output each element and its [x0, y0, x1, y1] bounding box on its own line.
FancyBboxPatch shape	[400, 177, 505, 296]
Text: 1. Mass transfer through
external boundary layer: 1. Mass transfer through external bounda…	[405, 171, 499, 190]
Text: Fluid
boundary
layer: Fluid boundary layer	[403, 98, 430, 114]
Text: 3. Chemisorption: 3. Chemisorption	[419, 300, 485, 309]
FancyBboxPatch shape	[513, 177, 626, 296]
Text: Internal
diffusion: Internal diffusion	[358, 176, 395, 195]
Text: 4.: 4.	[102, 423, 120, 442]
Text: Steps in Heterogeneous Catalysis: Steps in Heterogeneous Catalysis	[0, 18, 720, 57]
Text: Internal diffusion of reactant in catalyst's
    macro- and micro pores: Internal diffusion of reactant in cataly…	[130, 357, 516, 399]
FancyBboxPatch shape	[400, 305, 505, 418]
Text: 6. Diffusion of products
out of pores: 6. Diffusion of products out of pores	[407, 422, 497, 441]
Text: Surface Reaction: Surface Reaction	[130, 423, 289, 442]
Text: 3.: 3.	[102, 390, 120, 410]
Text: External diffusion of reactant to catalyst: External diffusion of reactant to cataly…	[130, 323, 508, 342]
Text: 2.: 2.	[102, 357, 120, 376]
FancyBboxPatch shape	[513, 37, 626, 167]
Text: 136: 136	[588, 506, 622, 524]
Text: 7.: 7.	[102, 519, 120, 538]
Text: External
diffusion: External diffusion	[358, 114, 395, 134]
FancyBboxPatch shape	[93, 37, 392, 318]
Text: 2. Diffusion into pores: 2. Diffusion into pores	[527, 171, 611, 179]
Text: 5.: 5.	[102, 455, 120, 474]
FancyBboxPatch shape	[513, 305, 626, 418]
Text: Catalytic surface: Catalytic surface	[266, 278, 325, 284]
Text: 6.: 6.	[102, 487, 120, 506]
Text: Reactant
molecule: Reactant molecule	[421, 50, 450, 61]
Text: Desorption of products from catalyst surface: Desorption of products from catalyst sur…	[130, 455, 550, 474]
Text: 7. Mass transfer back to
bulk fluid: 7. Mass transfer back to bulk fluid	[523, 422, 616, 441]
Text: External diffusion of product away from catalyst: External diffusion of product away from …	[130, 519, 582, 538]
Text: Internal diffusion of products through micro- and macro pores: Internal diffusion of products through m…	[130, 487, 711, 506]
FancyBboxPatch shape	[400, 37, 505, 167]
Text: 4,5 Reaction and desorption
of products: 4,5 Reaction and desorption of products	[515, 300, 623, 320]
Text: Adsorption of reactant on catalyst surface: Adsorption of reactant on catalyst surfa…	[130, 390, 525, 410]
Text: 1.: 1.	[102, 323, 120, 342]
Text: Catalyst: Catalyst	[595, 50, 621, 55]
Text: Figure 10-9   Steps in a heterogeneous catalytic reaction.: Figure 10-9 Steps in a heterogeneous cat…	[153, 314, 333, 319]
§ §
Can you write out every line of all the items above with no changes, character for character?

output each element and its [x0, y0, x1, y1] bounding box on its own line.
FancyBboxPatch shape	[400, 177, 505, 296]
Text: 1. Mass transfer through
external boundary layer: 1. Mass transfer through external bounda…	[405, 171, 499, 190]
Text: Fluid
boundary
layer: Fluid boundary layer	[403, 98, 430, 114]
Text: 3. Chemisorption: 3. Chemisorption	[419, 300, 485, 309]
FancyBboxPatch shape	[513, 177, 626, 296]
Text: Internal
diffusion: Internal diffusion	[358, 176, 395, 195]
Text: 4.: 4.	[102, 423, 120, 442]
Text: Steps in Heterogeneous Catalysis: Steps in Heterogeneous Catalysis	[0, 18, 720, 57]
Text: Internal diffusion of reactant in catalyst's
    macro- and micro pores: Internal diffusion of reactant in cataly…	[130, 357, 516, 399]
FancyBboxPatch shape	[400, 305, 505, 418]
Text: 6. Diffusion of products
out of pores: 6. Diffusion of products out of pores	[407, 422, 497, 441]
Text: Surface Reaction: Surface Reaction	[130, 423, 289, 442]
Text: 3.: 3.	[102, 390, 120, 410]
Text: External diffusion of reactant to catalyst: External diffusion of reactant to cataly…	[130, 323, 508, 342]
Text: 2.: 2.	[102, 357, 120, 376]
FancyBboxPatch shape	[513, 37, 626, 167]
Text: 136: 136	[588, 506, 622, 524]
Text: 7.: 7.	[102, 519, 120, 538]
Text: External
diffusion: External diffusion	[358, 114, 395, 134]
FancyBboxPatch shape	[93, 37, 392, 318]
Text: 2. Diffusion into pores: 2. Diffusion into pores	[527, 171, 611, 179]
Text: 5.: 5.	[102, 455, 120, 474]
FancyBboxPatch shape	[513, 305, 626, 418]
Text: Catalytic surface: Catalytic surface	[266, 278, 325, 284]
Text: 6.: 6.	[102, 487, 120, 506]
Text: Reactant
molecule: Reactant molecule	[421, 50, 450, 61]
Text: Desorption of products from catalyst surface: Desorption of products from catalyst sur…	[130, 455, 550, 474]
Text: 7. Mass transfer back to
bulk fluid: 7. Mass transfer back to bulk fluid	[523, 422, 616, 441]
Text: External diffusion of product away from catalyst: External diffusion of product away from …	[130, 519, 582, 538]
Text: Internal diffusion of products through micro- and macro pores: Internal diffusion of products through m…	[130, 487, 711, 506]
FancyBboxPatch shape	[400, 37, 505, 167]
Text: 4,5 Reaction and desorption
of products: 4,5 Reaction and desorption of products	[515, 300, 623, 320]
Text: Adsorption of reactant on catalyst surface: Adsorption of reactant on catalyst surfa…	[130, 390, 525, 410]
Text: 1.: 1.	[102, 323, 120, 342]
Text: Catalyst: Catalyst	[595, 50, 621, 55]
Text: Figure 10-9   Steps in a heterogeneous catalytic reaction.: Figure 10-9 Steps in a heterogeneous cat…	[153, 314, 333, 319]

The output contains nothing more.